WORK REQUIRED -
Every entry here needs to be repeated exactly.
==== SUPPLIED RECORDS ====
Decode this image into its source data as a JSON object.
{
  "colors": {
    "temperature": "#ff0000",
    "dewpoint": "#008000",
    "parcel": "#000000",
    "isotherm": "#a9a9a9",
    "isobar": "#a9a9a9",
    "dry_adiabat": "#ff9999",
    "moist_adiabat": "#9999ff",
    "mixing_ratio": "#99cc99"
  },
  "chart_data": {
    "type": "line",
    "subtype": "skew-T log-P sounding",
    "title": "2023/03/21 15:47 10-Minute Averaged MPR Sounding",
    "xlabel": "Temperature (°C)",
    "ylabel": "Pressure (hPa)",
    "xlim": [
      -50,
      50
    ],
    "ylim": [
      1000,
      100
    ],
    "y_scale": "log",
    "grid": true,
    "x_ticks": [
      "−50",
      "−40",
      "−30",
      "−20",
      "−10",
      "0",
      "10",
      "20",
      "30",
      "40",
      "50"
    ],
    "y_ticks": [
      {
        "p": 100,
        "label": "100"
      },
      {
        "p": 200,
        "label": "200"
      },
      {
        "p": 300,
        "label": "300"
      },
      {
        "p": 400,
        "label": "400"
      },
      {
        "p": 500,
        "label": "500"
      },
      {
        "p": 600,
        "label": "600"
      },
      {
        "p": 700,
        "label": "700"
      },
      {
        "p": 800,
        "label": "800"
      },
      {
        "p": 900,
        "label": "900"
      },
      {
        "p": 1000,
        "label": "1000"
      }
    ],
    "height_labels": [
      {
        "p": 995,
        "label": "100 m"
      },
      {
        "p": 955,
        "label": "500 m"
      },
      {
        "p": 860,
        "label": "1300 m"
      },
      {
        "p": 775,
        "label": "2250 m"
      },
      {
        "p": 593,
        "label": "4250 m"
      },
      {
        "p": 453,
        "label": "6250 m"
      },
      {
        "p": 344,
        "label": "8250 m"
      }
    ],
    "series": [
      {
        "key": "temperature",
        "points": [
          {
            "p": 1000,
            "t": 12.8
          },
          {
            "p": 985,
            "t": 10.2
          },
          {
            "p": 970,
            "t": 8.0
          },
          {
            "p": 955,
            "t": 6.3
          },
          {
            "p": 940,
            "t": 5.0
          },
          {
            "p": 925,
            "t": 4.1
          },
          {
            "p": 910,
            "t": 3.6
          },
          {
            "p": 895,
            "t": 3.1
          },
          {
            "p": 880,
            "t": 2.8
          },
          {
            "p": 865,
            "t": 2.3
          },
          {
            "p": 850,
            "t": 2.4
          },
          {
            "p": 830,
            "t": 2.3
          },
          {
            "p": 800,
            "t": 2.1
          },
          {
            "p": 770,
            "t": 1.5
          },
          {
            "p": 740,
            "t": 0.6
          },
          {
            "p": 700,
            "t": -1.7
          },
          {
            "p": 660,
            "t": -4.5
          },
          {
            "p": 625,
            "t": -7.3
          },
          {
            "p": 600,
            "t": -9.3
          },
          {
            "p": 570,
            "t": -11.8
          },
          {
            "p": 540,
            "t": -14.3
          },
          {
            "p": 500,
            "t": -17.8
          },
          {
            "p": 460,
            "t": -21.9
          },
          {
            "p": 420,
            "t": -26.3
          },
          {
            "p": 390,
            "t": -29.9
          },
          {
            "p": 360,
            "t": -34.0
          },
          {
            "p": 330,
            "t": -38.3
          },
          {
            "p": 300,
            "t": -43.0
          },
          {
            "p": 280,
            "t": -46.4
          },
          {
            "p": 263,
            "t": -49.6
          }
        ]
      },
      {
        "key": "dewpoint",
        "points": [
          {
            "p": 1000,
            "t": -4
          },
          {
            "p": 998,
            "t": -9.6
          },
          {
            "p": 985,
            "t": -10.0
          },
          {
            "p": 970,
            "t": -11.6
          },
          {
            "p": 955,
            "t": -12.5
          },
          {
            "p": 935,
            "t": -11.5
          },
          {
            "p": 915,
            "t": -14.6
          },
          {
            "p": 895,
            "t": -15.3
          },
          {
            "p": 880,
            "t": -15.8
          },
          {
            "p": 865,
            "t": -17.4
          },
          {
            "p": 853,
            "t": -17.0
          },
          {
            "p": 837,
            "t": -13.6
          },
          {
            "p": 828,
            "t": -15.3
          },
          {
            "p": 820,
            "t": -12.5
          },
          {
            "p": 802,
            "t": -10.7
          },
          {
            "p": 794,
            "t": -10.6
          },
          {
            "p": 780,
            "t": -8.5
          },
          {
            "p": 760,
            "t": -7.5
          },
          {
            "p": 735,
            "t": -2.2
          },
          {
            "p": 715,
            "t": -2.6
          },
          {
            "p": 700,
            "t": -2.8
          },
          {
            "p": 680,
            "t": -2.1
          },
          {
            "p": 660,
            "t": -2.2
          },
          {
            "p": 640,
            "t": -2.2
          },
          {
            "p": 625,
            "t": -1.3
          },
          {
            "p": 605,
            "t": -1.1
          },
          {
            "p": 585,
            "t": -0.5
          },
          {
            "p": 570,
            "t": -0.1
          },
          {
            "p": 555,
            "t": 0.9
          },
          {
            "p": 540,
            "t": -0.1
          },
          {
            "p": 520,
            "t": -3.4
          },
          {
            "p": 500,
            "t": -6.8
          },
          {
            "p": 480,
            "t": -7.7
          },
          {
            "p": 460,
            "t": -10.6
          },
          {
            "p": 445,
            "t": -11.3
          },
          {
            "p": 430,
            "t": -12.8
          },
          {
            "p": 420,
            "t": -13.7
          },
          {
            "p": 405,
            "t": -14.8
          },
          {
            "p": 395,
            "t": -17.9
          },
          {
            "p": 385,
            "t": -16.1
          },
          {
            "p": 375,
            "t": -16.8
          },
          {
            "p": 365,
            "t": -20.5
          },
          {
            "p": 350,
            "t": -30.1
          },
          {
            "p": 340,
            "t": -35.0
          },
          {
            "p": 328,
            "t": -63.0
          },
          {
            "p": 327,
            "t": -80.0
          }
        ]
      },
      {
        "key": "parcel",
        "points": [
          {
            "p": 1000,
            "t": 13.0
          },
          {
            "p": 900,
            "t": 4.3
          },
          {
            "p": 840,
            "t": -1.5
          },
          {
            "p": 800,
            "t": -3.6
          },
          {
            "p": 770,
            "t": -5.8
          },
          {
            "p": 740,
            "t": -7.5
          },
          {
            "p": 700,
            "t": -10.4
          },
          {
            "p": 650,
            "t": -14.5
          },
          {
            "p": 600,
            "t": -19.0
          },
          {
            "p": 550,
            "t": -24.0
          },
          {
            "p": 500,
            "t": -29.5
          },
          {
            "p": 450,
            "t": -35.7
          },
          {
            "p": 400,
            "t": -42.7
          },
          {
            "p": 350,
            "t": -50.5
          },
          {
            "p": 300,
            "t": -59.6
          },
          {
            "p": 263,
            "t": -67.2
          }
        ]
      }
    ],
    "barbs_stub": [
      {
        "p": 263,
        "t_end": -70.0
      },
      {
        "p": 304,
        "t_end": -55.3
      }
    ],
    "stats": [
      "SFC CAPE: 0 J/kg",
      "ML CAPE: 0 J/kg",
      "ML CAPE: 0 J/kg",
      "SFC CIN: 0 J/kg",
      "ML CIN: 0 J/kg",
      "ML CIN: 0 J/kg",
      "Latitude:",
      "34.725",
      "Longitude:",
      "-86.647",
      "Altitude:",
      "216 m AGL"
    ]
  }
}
====
EXERCISE RESPONSE -
Decode this image into its source data as a JSON object.
{
  "colors": {
    "temperature": "#ff0000",
    "dewpoint": "#008000",
    "parcel": "#000000",
    "isotherm": "#a9a9a9",
    "isobar": "#a9a9a9",
    "dry_adiabat": "#ff9999",
    "moist_adiabat": "#9999ff",
    "mixing_ratio": "#99cc99"
  },
  "chart_data": {
    "type": "line",
    "subtype": "skew-T log-P sounding",
    "title": "2023/03/21 15:47 10-Minute Averaged MPR Sounding",
    "xlabel": "Temperature (°C)",
    "ylabel": "Pressure (hPa)",
    "xlim": [
      -50,
      50
    ],
    "ylim": [
      1000,
      100
    ],
    "y_scale": "log",
    "grid": true,
    "x_ticks": [
      "−50",
      "−40",
      "−30",
      "−20",
      "−10",
      "0",
      "10",
      "20",
      "30",
      "40",
      "50"
    ],
    "y_ticks": [
      {
        "p": 100,
        "label": "100"
      },
      {
        "p": 200,
        "label": "200"
      },
      {
        "p": 300,
        "label": "300"
      },
      {
        "p": 400,
        "label": "400"
      },
      {
        "p": 500,
        "label": "500"
      },
      {
        "p": 600,
        "label": "600"
      },
      {
        "p": 700,
        "label": "700"
      },
      {
        "p": 800,
        "label": "800"
      },
      {
        "p": 900,
        "label": "900"
      },
      {
        "p": 1000,
        "label": "1000"
      }
    ],
    "height_labels": [
      {
        "p": 995,
        "label": "100 m"
      },
      {
        "p": 955,
        "label": "500 m"
      },
      {
        "p": 860,
        "label": "1300 m"
      },
      {
        "p": 775,
        "label": "2250 m"
      },
      {
        "p": 593,
        "label": "4250 m"
      },
      {
        "p": 453,
        "label": "6250 m"
      },
      {
        "p": 344,
        "label": "8250 m"
      }
    ],
    "series": [
      {
        "key": "temperature",
        "points": [
          {
            "p": 1000,
            "t": 12.8
          },
          {
            "p": 985,
            "t": 10.2
          },
          {
            "p": 970,
            "t": 8.0
          },
          {
            "p": 955,
            "t": 6.3
          },
          {
            "p": 940,
            "t": 5.0
          },
          {
            "p": 925,
            "t": 4.1
          },
          {
            "p": 910,
            "t": 3.6
          },
          {
            "p": 895,
            "t": 3.1
          },
          {
            "p": 880,
            "t": 2.8
          },
          {
            "p": 865,
            "t": 2.3
          },
          {
            "p": 850,
            "t": 2.4
          },
          {
            "p": 830,
            "t": 2.3
          },
          {
            "p": 800,
            "t": 2.1
          },
          {
            "p": 770,
            "t": 1.5
          },
          {
            "p": 740,
            "t": 0.6
          },
          {
            "p": 700,
            "t": -1.7
          },
          {
            "p": 660,
            "t": -4.5
          },
          {
            "p": 625,
            "t": -7.3
          },
          {
            "p": 600,
            "t": -9.3
          },
          {
            "p": 570,
            "t": -11.8
          },
          {
            "p": 540,
            "t": -14.3
          },
          {
            "p": 500,
            "t": -17.8
          },
          {
            "p": 460,
            "t": -21.9
          },
          {
            "p": 420,
            "t": -26.3
          },
          {
            "p": 390,
            "t": -29.9
          },
          {
            "p": 360,
            "t": -34.0
          },
          {
            "p": 330,
            "t": -38.3
          },
          {
            "p": 300,
            "t": -43.0
          },
          {
            "p": 280,
            "t": -46.4
          },
          {
            "p": 263,
            "t": -49.6
          }
        ]
      },
      {
        "key": "dewpoint",
        "points": [
          {
            "p": 1000,
            "t": -4
          },
          {
            "p": 998,
            "t": -9.6
          },
          {
            "p": 985,
            "t": -10.0
          },
          {
            "p": 970,
            "t": -11.6
          },
          {
            "p": 955,
            "t": -12.5
          },
          {
            "p": 935,
            "t": -11.5
          },
          {
            "p": 915,
            "t": -14.6
          },
          {
            "p": 895,
            "t": -15.3
          },
          {
            "p": 880,
            "t": -15.8
          },
          {
            "p": 865,
            "t": -17.4
          },
          {
            "p": 853,
            "t": -17.0
          },
          {
            "p": 837,
            "t": -13.6
          },
          {
            "p": 828,
            "t": -15.3
          },
          {
            "p": 820,
            "t": -12.5
          },
          {
            "p": 802,
            "t": -10.7
          },
          {
            "p": 794,
            "t": -10.6
          },
          {
            "p": 780,
            "t": -8.5
          },
          {
            "p": 760,
            "t": -7.5
          },
          {
            "p": 735,
            "t": -2.2
          },
          {
            "p": 715,
            "t": -2.6
          },
          {
            "p": 700,
            "t": -2.8
          },
          {
            "p": 680,
            "t": -2.1
          },
          {
            "p": 660,
            "t": -2.2
          },
          {
            "p": 640,
            "t": -2.2
          },
          {
            "p": 625,
            "t": -1.3
          },
          {
            "p": 605,
            "t": -1.1
          },
          {
            "p": 585,
            "t": -0.5
          },
          {
            "p": 570,
            "t": -0.1
          },
          {
            "p": 555,
            "t": 0.9
          },
          {
            "p": 540,
            "t": -0.1
          },
          {
            "p": 520,
            "t": -3.4
          },
          {
            "p": 500,
            "t": -6.8
          },
          {
            "p": 480,
            "t": -7.7
          },
          {
            "p": 460,
            "t": -10.6
          },
          {
            "p": 445,
            "t": -11.3
          },
          {
            "p": 430,
            "t": -12.8
          },
          {
            "p": 420,
            "t": -13.7
          },
          {
            "p": 405,
            "t": -14.8
          },
          {
            "p": 395,
            "t": -17.9
          },
          {
            "p": 385,
            "t": -16.1
          },
          {
            "p": 375,
            "t": -16.8
          },
          {
            "p": 365,
            "t": -20.5
          },
          {
            "p": 350,
            "t": -30.1
          },
          {
            "p": 340,
            "t": -35.0
          },
          {
            "p": 328,
            "t": -63.0
          },
          {
            "p": 327,
            "t": -80.0
          }
        ]
      },
      {
        "key": "parcel",
        "points": [
          {
            "p": 1000,
            "t": 13.0
          },
          {
            "p": 900,
            "t": 4.3
          },
          {
            "p": 840,
            "t": -1.5
          },
          {
            "p": 800,
            "t": -3.6
          },
          {
            "p": 770,
            "t": -5.8
          },
          {
            "p": 740,
            "t": -7.5
          },
          {
            "p": 700,
            "t": -10.4
          },
          {
            "p": 650,
            "t": -14.5
          },
          {
            "p": 600,
            "t": -19.0
          },
          {
            "p": 550,
            "t": -24.0
          },
          {
            "p": 500,
            "t": -29.5
          },
          {
            "p": 450,
            "t": -35.7
          },
          {
            "p": 400,
            "t": -42.7
          },
          {
            "p": 350,
            "t": -50.5
          },
          {
            "p": 300,
            "t": -59.6
          },
          {
            "p": 263,
            "t": -67.2
          }
        ]
      }
    ],
    "barbs_stub": [
      {
        "p": 263,
        "t_end": -70.0
      },
      {
        "p": 304,
        "t_end": -55.3
      }
    ],
    "stats": [
      "SFC CAPE: 0 J/kg",
      "ML CAPE: 0 J/kg",
      "ML CAPE: 0 J/kg",
      "SFC CIN: 0 J/kg",
      "ML CIN: 0 J/kg",
      "ML CIN: 0 J/kg",
      "Latitude:",
      "34.725",
      "Longitude:",
      "-86.647",
      "Altitude:",
      "216 m AGL"
    ]
  }
}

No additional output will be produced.